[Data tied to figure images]
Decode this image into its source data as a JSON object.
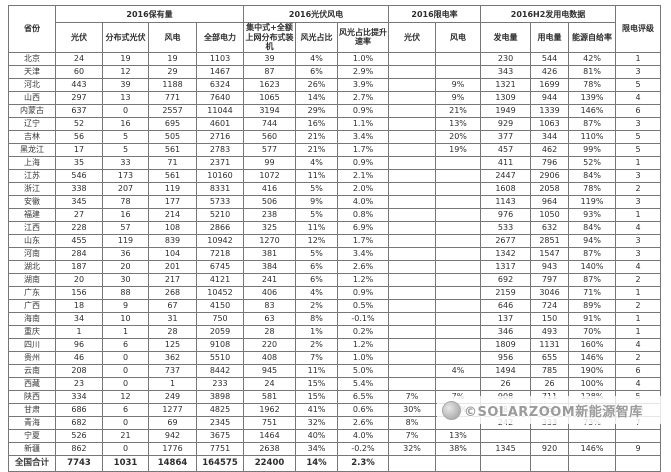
{
  "chart_data": {
    "type": "table",
    "title": "",
    "header": {
      "province": "省份",
      "groups": [
        {
          "label": "2016保有量",
          "cols": [
            "光伏",
            "分布式光伏",
            "风电",
            "全部电力"
          ]
        },
        {
          "label": "2016光伏风电",
          "cols": [
            "集中式+全额上网分布式装机",
            "风光占比",
            "风光占比提升速率"
          ]
        },
        {
          "label": "2016限电率",
          "cols": [
            "光伏",
            "风电"
          ]
        },
        {
          "label": "2016H2发用电数据",
          "cols": [
            "发电量",
            "用电量",
            "能源自给率"
          ]
        }
      ],
      "rating": "限电评级"
    },
    "rows": [
      [
        "北京",
        "24",
        "19",
        "19",
        "1103",
        "39",
        "4%",
        "1.0%",
        "",
        "",
        "230",
        "544",
        "42%",
        "1"
      ],
      [
        "天津",
        "60",
        "12",
        "29",
        "1467",
        "87",
        "6%",
        "2.9%",
        "",
        "",
        "343",
        "426",
        "81%",
        "3"
      ],
      [
        "河北",
        "443",
        "39",
        "1188",
        "6324",
        "1623",
        "26%",
        "3.9%",
        "",
        "9%",
        "1321",
        "1699",
        "78%",
        "5"
      ],
      [
        "山西",
        "297",
        "13",
        "771",
        "7640",
        "1065",
        "14%",
        "2.7%",
        "",
        "9%",
        "1309",
        "944",
        "139%",
        "4"
      ],
      [
        "内蒙古",
        "637",
        "0",
        "2557",
        "11044",
        "3194",
        "29%",
        "0.9%",
        "",
        "21%",
        "1949",
        "1339",
        "146%",
        "6"
      ],
      [
        "辽宁",
        "52",
        "16",
        "695",
        "4601",
        "744",
        "16%",
        "1.1%",
        "",
        "13%",
        "929",
        "1063",
        "87%",
        "3"
      ],
      [
        "吉林",
        "56",
        "5",
        "505",
        "2716",
        "560",
        "21%",
        "3.4%",
        "",
        "20%",
        "377",
        "344",
        "110%",
        "5"
      ],
      [
        "黑龙江",
        "17",
        "5",
        "561",
        "2783",
        "577",
        "21%",
        "1.7%",
        "",
        "19%",
        "457",
        "462",
        "99%",
        "5"
      ],
      [
        "上海",
        "35",
        "33",
        "71",
        "2371",
        "99",
        "4%",
        "0.9%",
        "",
        "",
        "411",
        "796",
        "52%",
        "1"
      ],
      [
        "江苏",
        "546",
        "173",
        "561",
        "10160",
        "1072",
        "11%",
        "2.1%",
        "",
        "",
        "2447",
        "2906",
        "84%",
        "3"
      ],
      [
        "浙江",
        "338",
        "207",
        "119",
        "8331",
        "416",
        "5%",
        "2.0%",
        "",
        "",
        "1608",
        "2058",
        "78%",
        "2"
      ],
      [
        "安徽",
        "345",
        "78",
        "177",
        "5733",
        "506",
        "9%",
        "4.0%",
        "",
        "",
        "1143",
        "964",
        "119%",
        "3"
      ],
      [
        "福建",
        "27",
        "16",
        "214",
        "5210",
        "238",
        "5%",
        "0.8%",
        "",
        "",
        "976",
        "1050",
        "93%",
        "1"
      ],
      [
        "江西",
        "228",
        "57",
        "108",
        "2866",
        "325",
        "11%",
        "6.9%",
        "",
        "",
        "533",
        "632",
        "84%",
        "4"
      ],
      [
        "山东",
        "455",
        "119",
        "839",
        "10942",
        "1270",
        "12%",
        "1.7%",
        "",
        "",
        "2677",
        "2851",
        "94%",
        "3"
      ],
      [
        "河南",
        "284",
        "36",
        "104",
        "7218",
        "381",
        "5%",
        "3.4%",
        "",
        "",
        "1342",
        "1547",
        "87%",
        "3"
      ],
      [
        "湖北",
        "187",
        "20",
        "201",
        "6745",
        "384",
        "6%",
        "2.6%",
        "",
        "",
        "1317",
        "943",
        "140%",
        "4"
      ],
      [
        "湖南",
        "20",
        "30",
        "217",
        "4121",
        "241",
        "6%",
        "1.2%",
        "",
        "",
        "692",
        "797",
        "87%",
        "2"
      ],
      [
        "广东",
        "156",
        "88",
        "268",
        "10452",
        "406",
        "4%",
        "0.9%",
        "",
        "",
        "2159",
        "3046",
        "71%",
        "1"
      ],
      [
        "广西",
        "18",
        "9",
        "67",
        "4150",
        "83",
        "2%",
        "0.5%",
        "",
        "",
        "646",
        "724",
        "89%",
        "2"
      ],
      [
        "海南",
        "34",
        "10",
        "31",
        "750",
        "63",
        "8%",
        "-0.1%",
        "",
        "",
        "137",
        "150",
        "91%",
        "1"
      ],
      [
        "重庆",
        "1",
        "1",
        "28",
        "2059",
        "28",
        "1%",
        "0.2%",
        "",
        "",
        "346",
        "493",
        "70%",
        "1"
      ],
      [
        "四川",
        "96",
        "6",
        "125",
        "9108",
        "220",
        "2%",
        "1.2%",
        "",
        "",
        "1809",
        "1131",
        "160%",
        "4"
      ],
      [
        "贵州",
        "46",
        "0",
        "362",
        "5510",
        "408",
        "7%",
        "1.0%",
        "",
        "",
        "956",
        "655",
        "146%",
        "2"
      ],
      [
        "云南",
        "208",
        "0",
        "737",
        "8442",
        "945",
        "11%",
        "5.0%",
        "",
        "4%",
        "1494",
        "785",
        "190%",
        "6"
      ],
      [
        "西藏",
        "23",
        "0",
        "1",
        "233",
        "24",
        "15%",
        "5.4%",
        "",
        "",
        "26",
        "26",
        "100%",
        "4"
      ],
      [
        "陕西",
        "334",
        "12",
        "249",
        "3898",
        "581",
        "15%",
        "6.5%",
        "7%",
        "7%",
        "908",
        "711",
        "128%",
        "5"
      ],
      [
        "甘肃",
        "686",
        "6",
        "1277",
        "4825",
        "1962",
        "41%",
        "0.6%",
        "30%",
        "43%",
        "582",
        "561",
        "104%",
        "10"
      ],
      [
        "青海",
        "682",
        "0",
        "69",
        "2345",
        "751",
        "32%",
        "2.6%",
        "8%",
        "",
        "242",
        "333",
        "73%",
        "7"
      ],
      [
        "宁夏",
        "526",
        "21",
        "942",
        "3675",
        "1464",
        "40%",
        "4.0%",
        "7%",
        "13%",
        "",
        "",
        "",
        ""
      ],
      [
        "新疆",
        "862",
        "0",
        "1776",
        "7751",
        "2638",
        "34%",
        "-0.2%",
        "32%",
        "38%",
        "1345",
        "920",
        "146%",
        "9"
      ]
    ],
    "total": [
      "全国合计",
      "7743",
      "1031",
      "14864",
      "164575",
      "22400",
      "14%",
      "2.3%",
      "",
      "",
      "",
      "",
      "",
      ""
    ]
  },
  "watermark": {
    "text": "©SOLARZOOM新能源智库"
  },
  "colors": {
    "grid": "#777777",
    "text": "#2e2e2e",
    "watermark_text": "#9b9b9b",
    "background": "#ffffff"
  }
}
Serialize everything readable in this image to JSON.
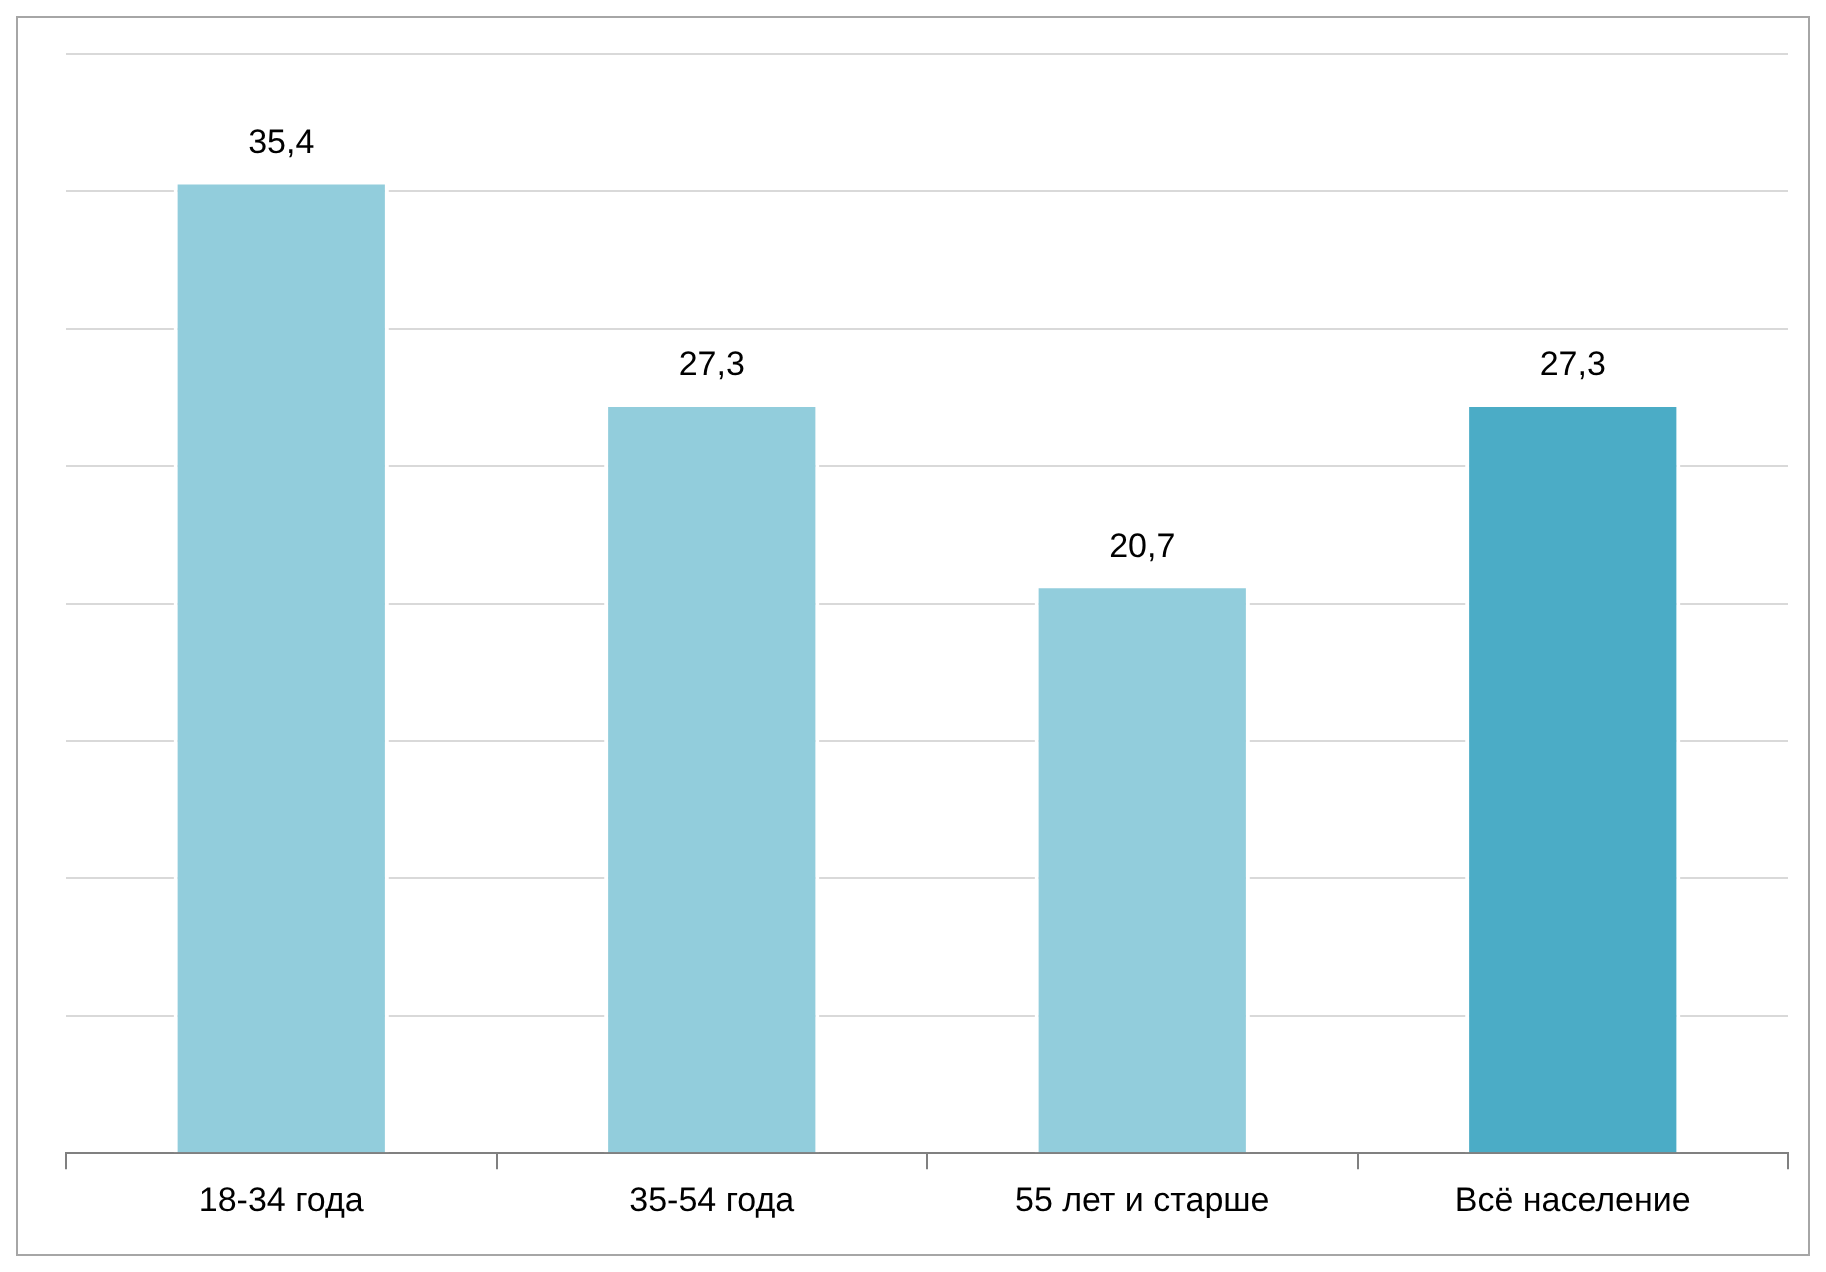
{
  "chart_data": {
    "type": "bar",
    "categories": [
      "18-34 года",
      "35-54 года",
      "55 лет и старше",
      "Всё население"
    ],
    "values": [
      35.4,
      27.3,
      20.7,
      27.3
    ],
    "value_labels": [
      "35,4",
      "27,3",
      "20,7",
      "27,3"
    ],
    "colors": [
      "#92cddc",
      "#92cddc",
      "#92cddc",
      "#4bacc6"
    ],
    "grid": "y",
    "tick_labels": "x",
    "legend": false
  }
}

- **Exercise description**
Give every record back exactly as it reads, with no images.

- **Complete answer**
Decode this image into its source data as a JSON object.
{
  "chart_data": {
    "type": "table",
    "title": "",
    "header": {
      "province": "省份",
      "groups": [
        {
          "label": "2016保有量",
          "cols": [
            "光伏",
            "分布式光伏",
            "风电",
            "全部电力"
          ]
        },
        {
          "label": "2016光伏风电",
          "cols": [
            "集中式+全额上网分布式装机",
            "风光占比",
            "风光占比提升速率"
          ]
        },
        {
          "label": "2016限电率",
          "cols": [
            "光伏",
            "风电"
          ]
        },
        {
          "label": "2016H2发用电数据",
          "cols": [
            "发电量",
            "用电量",
            "能源自给率"
          ]
        }
      ],
      "rating": "限电评级"
    },
    "rows": [
      [
        "北京",
        "24",
        "19",
        "19",
        "1103",
        "39",
        "4%",
        "1.0%",
        "",
        "",
        "230",
        "544",
        "42%",
        "1"
      ],
      [
        "天津",
        "60",
        "12",
        "29",
        "1467",
        "87",
        "6%",
        "2.9%",
        "",
        "",
        "343",
        "426",
        "81%",
        "3"
      ],
      [
        "河北",
        "443",
        "39",
        "1188",
        "6324",
        "1623",
        "26%",
        "3.9%",
        "",
        "9%",
        "1321",
        "1699",
        "78%",
        "5"
      ],
      [
        "山西",
        "297",
        "13",
        "771",
        "7640",
        "1065",
        "14%",
        "2.7%",
        "",
        "9%",
        "1309",
        "944",
        "139%",
        "4"
      ],
      [
        "内蒙古",
        "637",
        "0",
        "2557",
        "11044",
        "3194",
        "29%",
        "0.9%",
        "",
        "21%",
        "1949",
        "1339",
        "146%",
        "6"
      ],
      [
        "辽宁",
        "52",
        "16",
        "695",
        "4601",
        "744",
        "16%",
        "1.1%",
        "",
        "13%",
        "929",
        "1063",
        "87%",
        "3"
      ],
      [
        "吉林",
        "56",
        "5",
        "505",
        "2716",
        "560",
        "21%",
        "3.4%",
        "",
        "20%",
        "377",
        "344",
        "110%",
        "5"
      ],
      [
        "黑龙江",
        "17",
        "5",
        "561",
        "2783",
        "577",
        "21%",
        "1.7%",
        "",
        "19%",
        "457",
        "462",
        "99%",
        "5"
      ],
      [
        "上海",
        "35",
        "33",
        "71",
        "2371",
        "99",
        "4%",
        "0.9%",
        "",
        "",
        "411",
        "796",
        "52%",
        "1"
      ],
      [
        "江苏",
        "546",
        "173",
        "561",
        "10160",
        "1072",
        "11%",
        "2.1%",
        "",
        "",
        "2447",
        "2906",
        "84%",
        "3"
      ],
      [
        "浙江",
        "338",
        "207",
        "119",
        "8331",
        "416",
        "5%",
        "2.0%",
        "",
        "",
        "1608",
        "2058",
        "78%",
        "2"
      ],
      [
        "安徽",
        "345",
        "78",
        "177",
        "5733",
        "506",
        "9%",
        "4.0%",
        "",
        "",
        "1143",
        "964",
        "119%",
        "3"
      ],
      [
        "福建",
        "27",
        "16",
        "214",
        "5210",
        "238",
        "5%",
        "0.8%",
        "",
        "",
        "976",
        "1050",
        "93%",
        "1"
      ],
      [
        "江西",
        "228",
        "57",
        "108",
        "2866",
        "325",
        "11%",
        "6.9%",
        "",
        "",
        "533",
        "632",
        "84%",
        "4"
      ],
      [
        "山东",
        "455",
        "119",
        "839",
        "10942",
        "1270",
        "12%",
        "1.7%",
        "",
        "",
        "2677",
        "2851",
        "94%",
        "3"
      ],
      [
        "河南",
        "284",
        "36",
        "104",
        "7218",
        "381",
        "5%",
        "3.4%",
        "",
        "",
        "1342",
        "1547",
        "87%",
        "3"
      ],
      [
        "湖北",
        "187",
        "20",
        "201",
        "6745",
        "384",
        "6%",
        "2.6%",
        "",
        "",
        "1317",
        "943",
        "140%",
        "4"
      ],
      [
        "湖南",
        "20",
        "30",
        "217",
        "4121",
        "241",
        "6%",
        "1.2%",
        "",
        "",
        "692",
        "797",
        "87%",
        "2"
      ],
      [
        "广东",
        "156",
        "88",
        "268",
        "10452",
        "406",
        "4%",
        "0.9%",
        "",
        "",
        "2159",
        "3046",
        "71%",
        "1"
      ],
      [
        "广西",
        "18",
        "9",
        "67",
        "4150",
        "83",
        "2%",
        "0.5%",
        "",
        "",
        "646",
        "724",
        "89%",
        "2"
      ],
      [
        "海南",
        "34",
        "10",
        "31",
        "750",
        "63",
        "8%",
        "-0.1%",
        "",
        "",
        "137",
        "150",
        "91%",
        "1"
      ],
      [
        "重庆",
        "1",
        "1",
        "28",
        "2059",
        "28",
        "1%",
        "0.2%",
        "",
        "",
        "346",
        "493",
        "70%",
        "1"
      ],
      [
        "四川",
        "96",
        "6",
        "125",
        "9108",
        "220",
        "2%",
        "1.2%",
        "",
        "",
        "1809",
        "1131",
        "160%",
        "4"
      ],
      [
        "贵州",
        "46",
        "0",
        "362",
        "5510",
        "408",
        "7%",
        "1.0%",
        "",
        "",
        "956",
        "655",
        "146%",
        "2"
      ],
      [
        "云南",
        "208",
        "0",
        "737",
        "8442",
        "945",
        "11%",
        "5.0%",
        "",
        "4%",
        "1494",
        "785",
        "190%",
        "6"
      ],
      [
        "西藏",
        "23",
        "0",
        "1",
        "233",
        "24",
        "15%",
        "5.4%",
        "",
        "",
        "26",
        "26",
        "100%",
        "4"
      ],
      [
        "陕西",
        "334",
        "12",
        "249",
        "3898",
        "581",
        "15%",
        "6.5%",
        "7%",
        "7%",
        "908",
        "711",
        "128%",
        "5"
      ],
      [
        "甘肃",
        "686",
        "6",
        "1277",
        "4825",
        "1962",
        "41%",
        "0.6%",
        "30%",
        "43%",
        "582",
        "561",
        "104%",
        "10"
      ],
      [
        "青海",
        "682",
        "0",
        "69",
        "2345",
        "751",
        "32%",
        "2.6%",
        "8%",
        "",
        "242",
        "333",
        "73%",
        "7"
      ],
      [
        "宁夏",
        "526",
        "21",
        "942",
        "3675",
        "1464",
        "40%",
        "4.0%",
        "7%",
        "13%",
        "",
        "",
        "",
        ""
      ],
      [
        "新疆",
        "862",
        "0",
        "1776",
        "7751",
        "2638",
        "34%",
        "-0.2%",
        "32%",
        "38%",
        "1345",
        "920",
        "146%",
        "9"
      ]
    ],
    "total": [
      "全国合计",
      "7743",
      "1031",
      "14864",
      "164575",
      "22400",
      "14%",
      "2.3%",
      "",
      "",
      "",
      "",
      "",
      ""
    ]
  },
  "watermark": {
    "text": "©SOLARZOOM新能源智库"
  },
  "colors": {
    "grid": "#777777",
    "text": "#2e2e2e",
    "watermark_text": "#9b9b9b",
    "background": "#ffffff"
  }
}
Serialize everything readable in this image to JSON.
{
  "chart_data": {
    "type": "bar",
    "categories": [
      "18-34 года",
      "35-54 года",
      "55 лет и старше",
      "Всё население"
    ],
    "values": [
      35.4,
      27.3,
      20.7,
      27.3
    ],
    "value_labels": [
      "35,4",
      "27,3",
      "20,7",
      "27,3"
    ],
    "colors": [
      "#92cddc",
      "#92cddc",
      "#92cddc",
      "#4bacc6"
    ],
    "grid": "y",
    "tick_labels": "x",
    "legend": false
  }
}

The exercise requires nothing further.